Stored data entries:
____
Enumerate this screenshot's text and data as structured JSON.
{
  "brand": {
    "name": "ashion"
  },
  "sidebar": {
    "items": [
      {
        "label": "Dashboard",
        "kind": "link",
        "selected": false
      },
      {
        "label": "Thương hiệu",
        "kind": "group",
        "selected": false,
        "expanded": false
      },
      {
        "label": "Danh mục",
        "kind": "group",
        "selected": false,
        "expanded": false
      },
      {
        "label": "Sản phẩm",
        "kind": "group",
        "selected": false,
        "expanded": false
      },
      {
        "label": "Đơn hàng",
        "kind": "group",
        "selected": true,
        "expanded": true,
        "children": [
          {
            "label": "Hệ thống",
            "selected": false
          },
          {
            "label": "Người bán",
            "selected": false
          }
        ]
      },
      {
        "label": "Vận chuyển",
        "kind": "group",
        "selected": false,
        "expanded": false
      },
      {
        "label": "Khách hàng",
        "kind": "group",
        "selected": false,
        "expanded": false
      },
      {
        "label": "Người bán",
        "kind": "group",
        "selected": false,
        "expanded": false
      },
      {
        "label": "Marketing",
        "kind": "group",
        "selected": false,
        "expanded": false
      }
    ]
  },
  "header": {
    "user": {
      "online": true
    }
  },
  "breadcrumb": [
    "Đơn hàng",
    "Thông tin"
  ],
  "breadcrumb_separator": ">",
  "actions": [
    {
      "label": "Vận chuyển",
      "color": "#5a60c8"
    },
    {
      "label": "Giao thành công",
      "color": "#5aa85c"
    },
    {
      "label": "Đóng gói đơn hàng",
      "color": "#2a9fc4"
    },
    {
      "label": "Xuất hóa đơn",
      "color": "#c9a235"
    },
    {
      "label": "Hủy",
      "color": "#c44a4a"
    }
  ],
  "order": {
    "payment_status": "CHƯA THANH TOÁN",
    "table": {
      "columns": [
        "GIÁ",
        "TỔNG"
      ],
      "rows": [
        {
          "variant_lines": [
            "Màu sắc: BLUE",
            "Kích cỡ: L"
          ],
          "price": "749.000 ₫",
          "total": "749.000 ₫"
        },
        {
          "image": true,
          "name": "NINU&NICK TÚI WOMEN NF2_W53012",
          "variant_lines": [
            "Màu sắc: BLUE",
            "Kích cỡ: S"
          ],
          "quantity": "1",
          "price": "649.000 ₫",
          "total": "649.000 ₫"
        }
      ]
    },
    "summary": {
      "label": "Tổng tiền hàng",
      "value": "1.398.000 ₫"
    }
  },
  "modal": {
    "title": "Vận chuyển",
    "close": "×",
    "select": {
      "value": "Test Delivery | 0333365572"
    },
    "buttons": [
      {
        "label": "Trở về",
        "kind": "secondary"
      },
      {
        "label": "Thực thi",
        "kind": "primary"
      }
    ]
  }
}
____
Wherever a line in the data above holds "chuyển", copy that line.

▶ EXERCISE SOLUTION:
        "label": "Vận chuyển",
      "label": "Vận chuyển",
    "title": "Vận chuyển",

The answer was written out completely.